• _Task to carry out_: Every line containing the word "стенки" needs to be found and copied.

• _Records for the task_:
=-=-=
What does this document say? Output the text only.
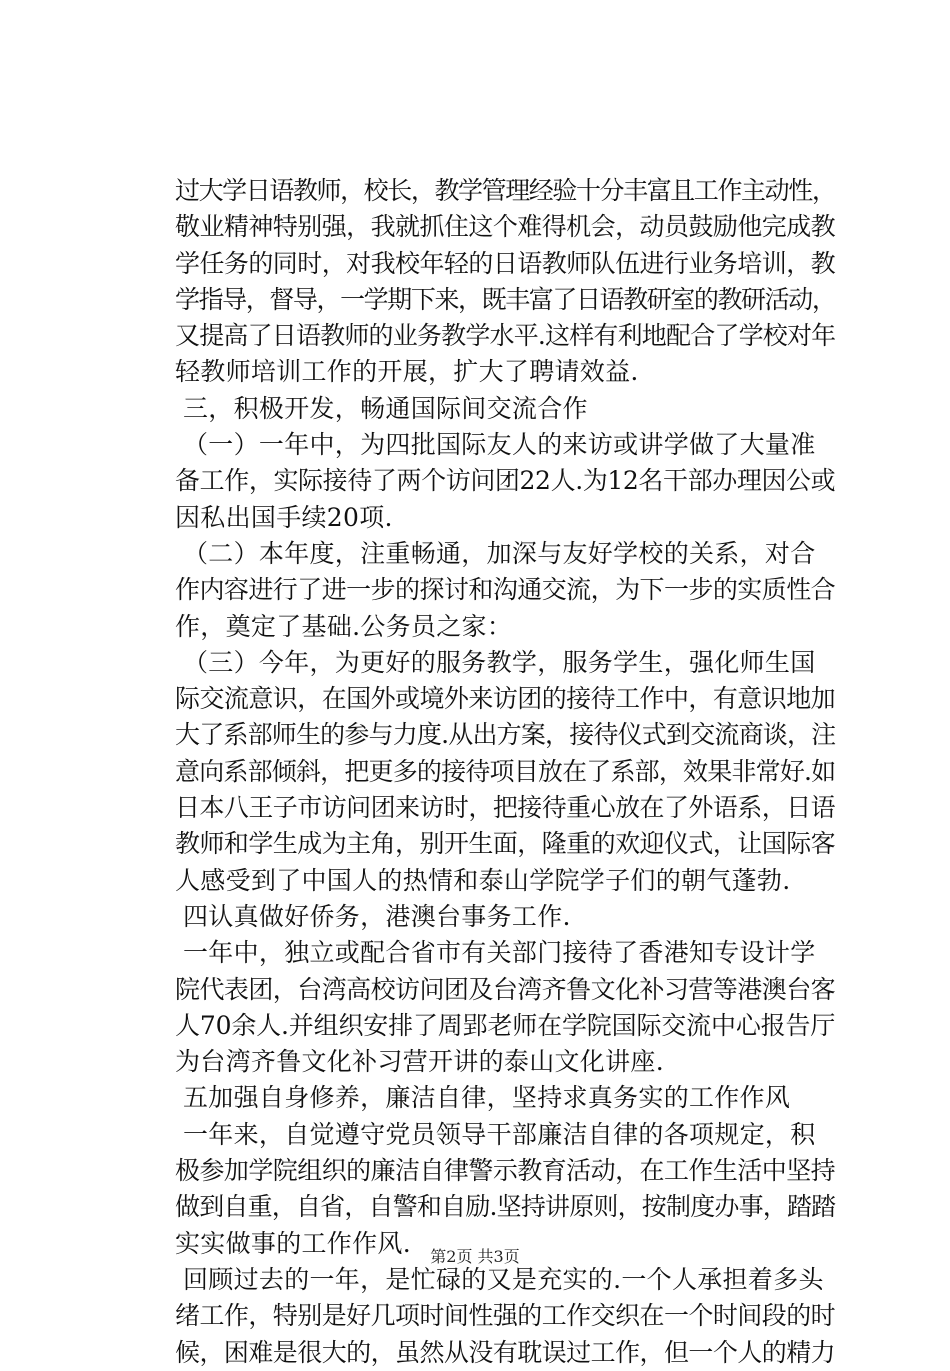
过大学日语教师，校长，教学管理经验十分丰富且工作主动性，
敬业精神特别强，我就抓住这个难得机会，动员鼓励他完成教
学任务的同时，对我校年轻的日语教师队伍进行业务培训，教
学指导，督导，一学期下来，既丰富了日语教研室的教研活动，
又提高了日语教师的业务教学水平.这样有利地配合了学校对年
轻教师培训工作的开展，扩大了聘请效益.
三，积极开发，畅通国际间交流合作
（一）一年中，为四批国际友人的来访或讲学做了大量准
备工作，实际接待了两个访问团22人.为12名干部办理因公或
因私出国手续20项.
（二）本年度，注重畅通，加深与友好学校的关系，对合
作内容进行了进一步的探讨和沟通交流，为下一步的实质性合
作，奠定了基础.公务员之家：
（三）今年，为更好的服务教学，服务学生，强化师生国
际交流意识，在国外或境外来访团的接待工作中，有意识地加
大了系部师生的参与力度.从出方案，接待仪式到交流商谈，注
意向系部倾斜，把更多的接待项目放在了系部，效果非常好.如
日本八王子市访问团来访时，把接待重心放在了外语系，日语
教师和学生成为主角，别开生面，隆重的欢迎仪式，让国际客
人感受到了中国人的热情和泰山学院学子们的朝气蓬勃.
四认真做好侨务，港澳台事务工作.
一年中，独立或配合省市有关部门接待了香港知专设计学
院代表团，台湾高校访问团及台湾齐鲁文化补习营等港澳台客
人70余人.并组织安排了周郢老师在学院国际交流中心报告厅
为台湾齐鲁文化补习营开讲的泰山文化讲座.
五加强自身修养，廉洁自律，坚持求真务实的工作作风
一年来，自觉遵守党员领导干部廉洁自律的各项规定，积
极参加学院组织的廉洁自律警示教育活动，在工作生活中坚持
做到自重，自省，自警和自励.坚持讲原则，按制度办事，踏踏
实实做事的工作作风.
回顾过去的一年，是忙碌的又是充实的.一个人承担着多头
绪工作，特别是好几项时间性强的工作交织在一个时间段的时
候，困难是很大的，虽然从没有耽误过工作，但一个人的精力
第2页 共3页
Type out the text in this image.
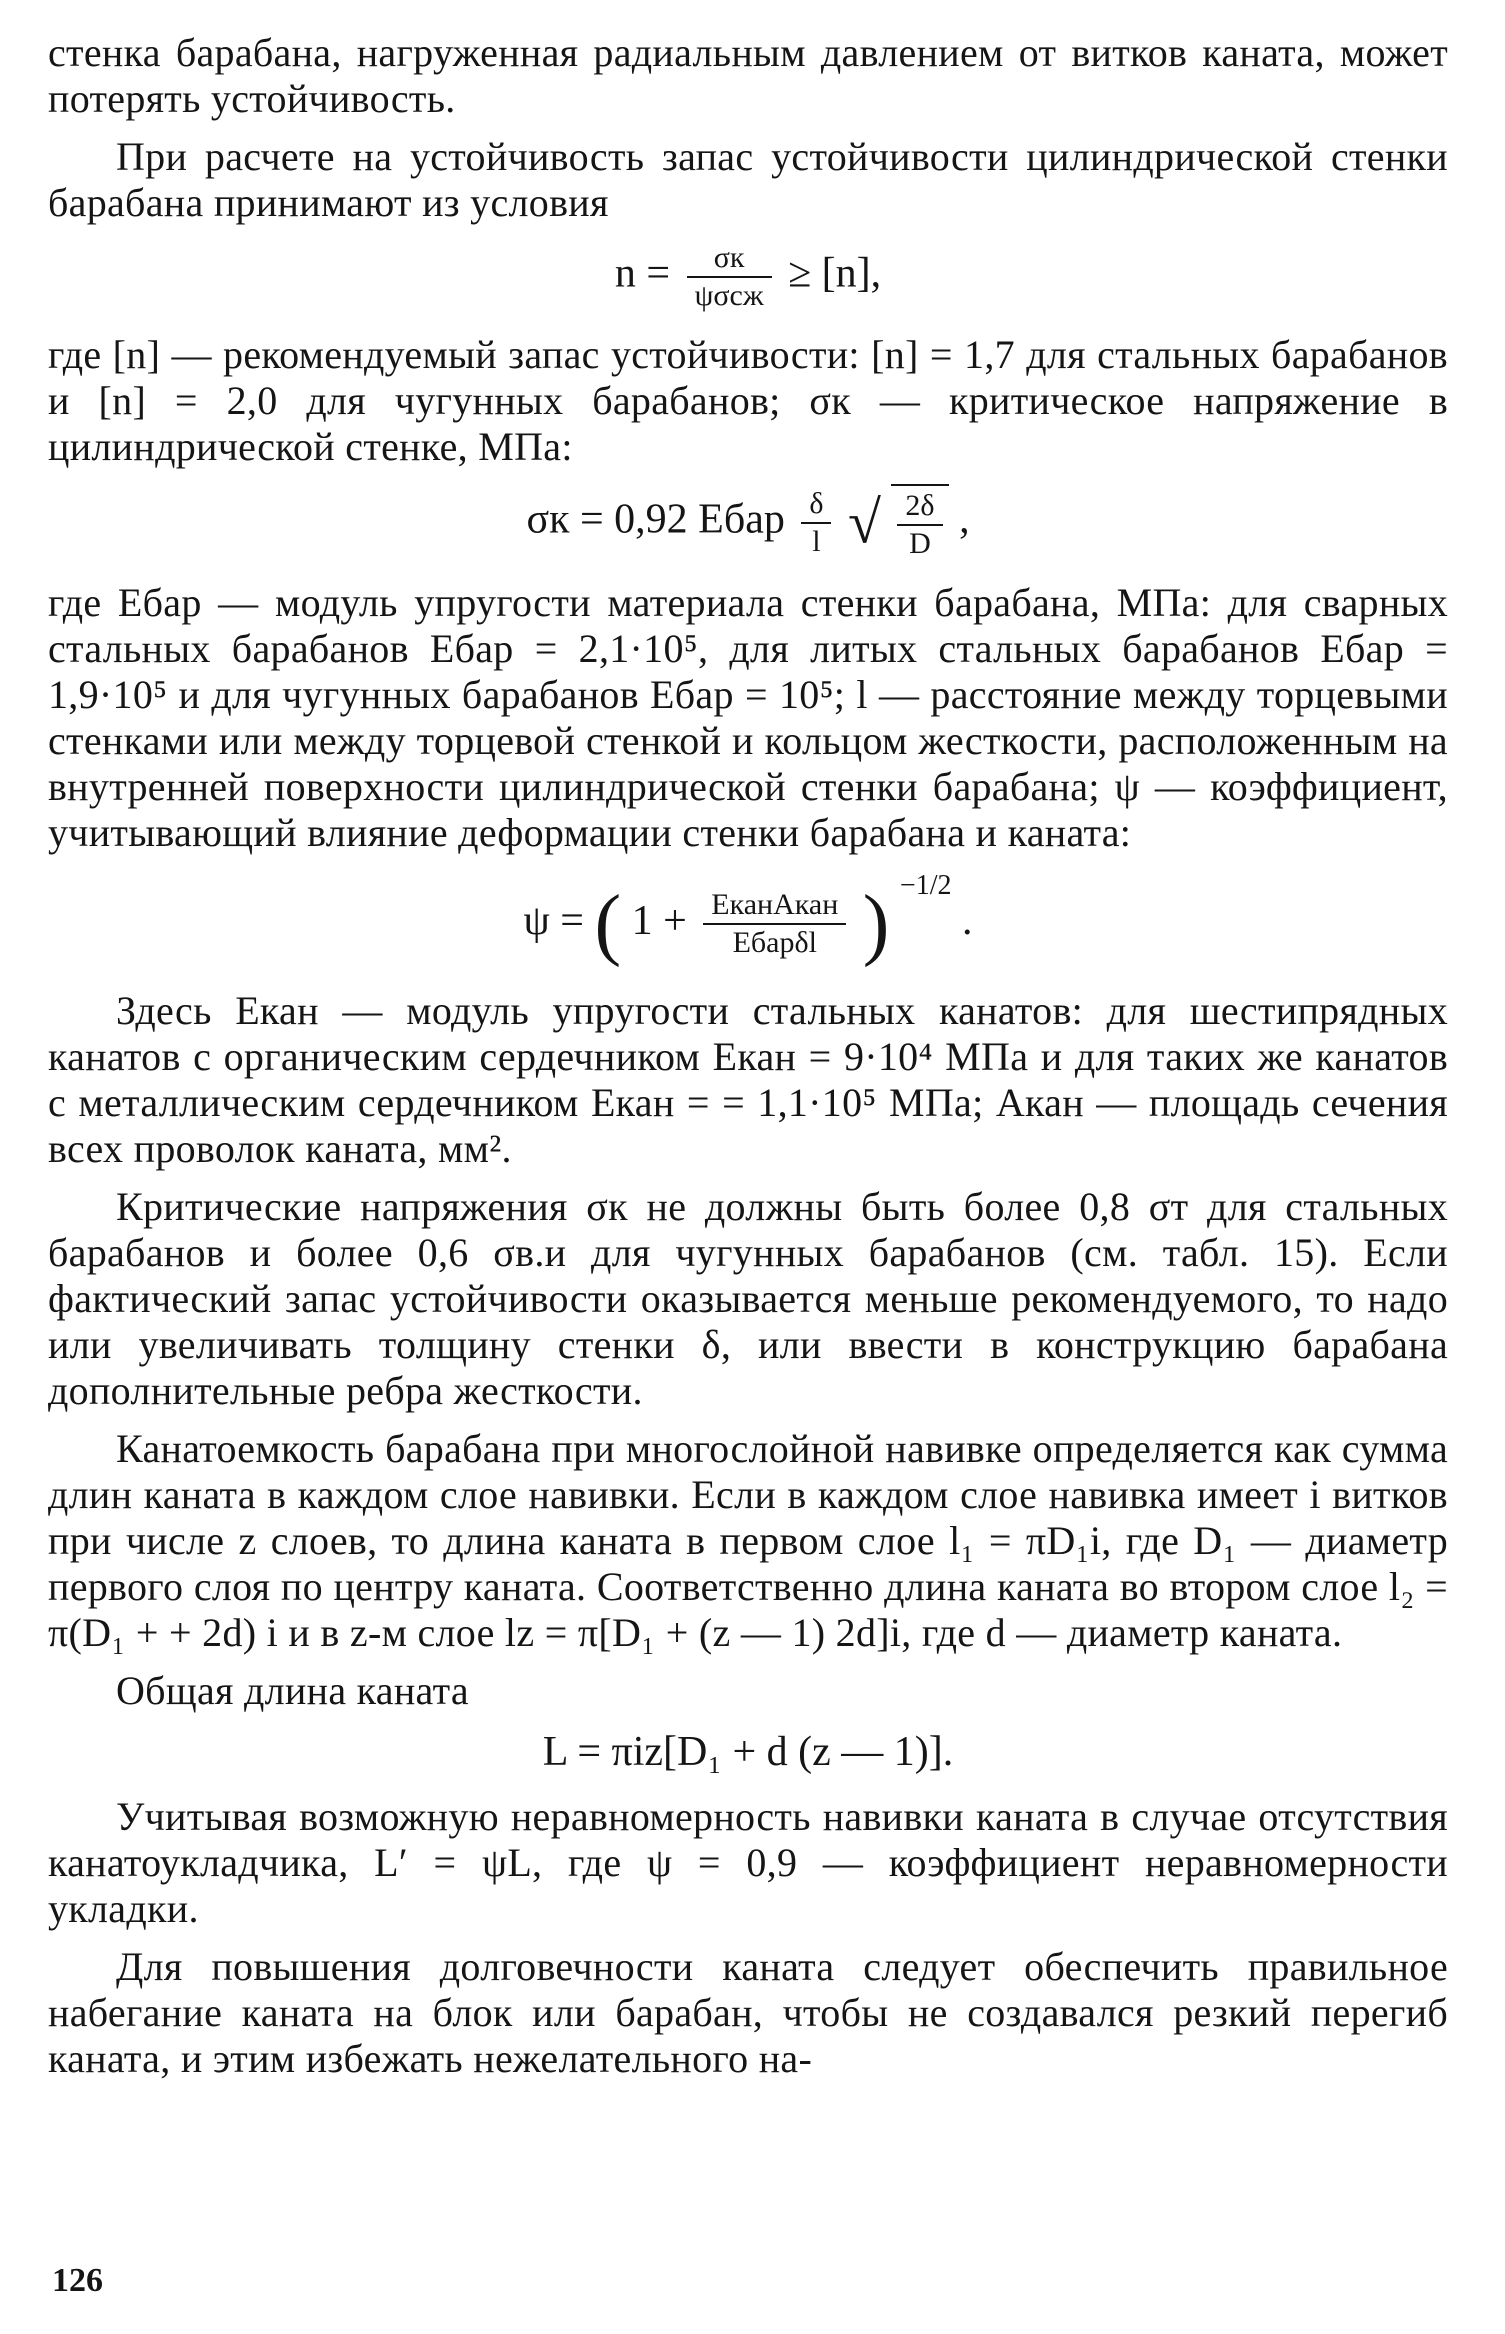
стенка барабана, нагруженная радиальным давлением от витков каната, может потерять устойчивость.

При расчете на устойчивость запас устойчивости цилиндрической стенки барабана принимают из условия

$n = \frac{\sigma к}{\text{ψσсж}} \ge [n]$,

где [n] — рекомендуемый запас устойчивости: [n] = 1,7 для стальных барабанов и [n] = 2,0 для чугунных барабанов; σк — критическое напряжение в цилиндрической стенке, МПа:

σк = 0,92 Eбар $\frac{\delta}{l}$ √ $\frac{2\delta}{D}$ ,

где Eбар — модуль упругости материала стенки барабана, МПа: для сварных стальных барабанов Eбар = 2,1·10⁵, для литых стальных барабанов Eбар = 1,9·10⁵ и для чугунных барабанов Eбар = 10⁵; l — расстояние между торцевыми стенками или между торцевой стенкой и кольцом жесткости, расположенным на внутренней поверхности цилиндрической стенки барабана; ψ — коэффициент, учитывающий влияние деформации стенки барабана и каната:

ψ = ( $1 + \frac{\text{EканAкан}}{\text{Eбарδl}}$ ) $^{-1/2}$ .

Здесь Eкан — модуль упругости стальных канатов: для шестипрядных канатов с органическим сердечником Eкан = 9·10⁴ МПа и для таких же канатов с металлическим сердечником Eкан = = 1,1·10⁵ МПа; Aкан — площадь сечения всех проволок каната, мм².

Критические напряжения σк не должны быть более 0,8 σт для стальных барабанов и более 0,6 σв.и для чугунных барабанов (см. табл. 15). Если фактический запас устойчивости оказывается меньше рекомендуемого, то надо или увеличивать толщину стенки δ, или ввести в конструкцию барабана дополнительные ребра жесткости.

Канатоемкость барабана при многослойной навивке определяется как сумма длин каната в каждом слое навивки. Если в каждом слое навивка имеет i витков при числе z слоев, то длина каната в первом слое l₁ = πD₁i, где D₁ — диаметр первого слоя по центру каната. Соответственно длина каната во втором слое l₂ = π(D₁ + + 2d) i и в z-м слое lz = π[D₁ + (z — 1) 2d]i, где d — диаметр каната.

Общая длина каната

L = πiz[D₁ + d (z — 1)].

Учитывая возможную неравномерность навивки каната в случае отсутствия канатоукладчика, L′ = ψL, где ψ = 0,9 — коэффициент неравномерности укладки.

Для повышения долговечности каната следует обеспечить правильное набегание каната на блок или барабан, чтобы не создавался резкий перегиб каната, и этим избежать нежелательного на-

126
=-=-=
• _The output_:
При расчете на устойчивость запас устойчивости цилиндрической стенки барабана принимают из условия
где Eбар — модуль упругости материала стенки барабана, МПа: для сварных стальных барабанов Eбар = 2,1·10⁵, для литых стальных барабанов Eбар = 1,9·10⁵ и для чугунных барабанов Eбар = 10⁵; l — расстояние между торцевыми стенками или между торцевой стенкой и кольцом жесткости, расположенным на внутренней поверхности цилиндрической стенки барабана; ψ — коэффициент, учитывающий влияние деформации стенки барабана и каната:
Критические напряжения σк не должны быть более 0,8 σт для стальных барабанов и более 0,6 σв.и для чугунных барабанов (см. табл. 15). Если фактический запас устойчивости оказывается меньше рекомендуемого, то надо или увеличивать толщину стенки δ, или ввести в конструкцию барабана дополнительные ребра жесткости.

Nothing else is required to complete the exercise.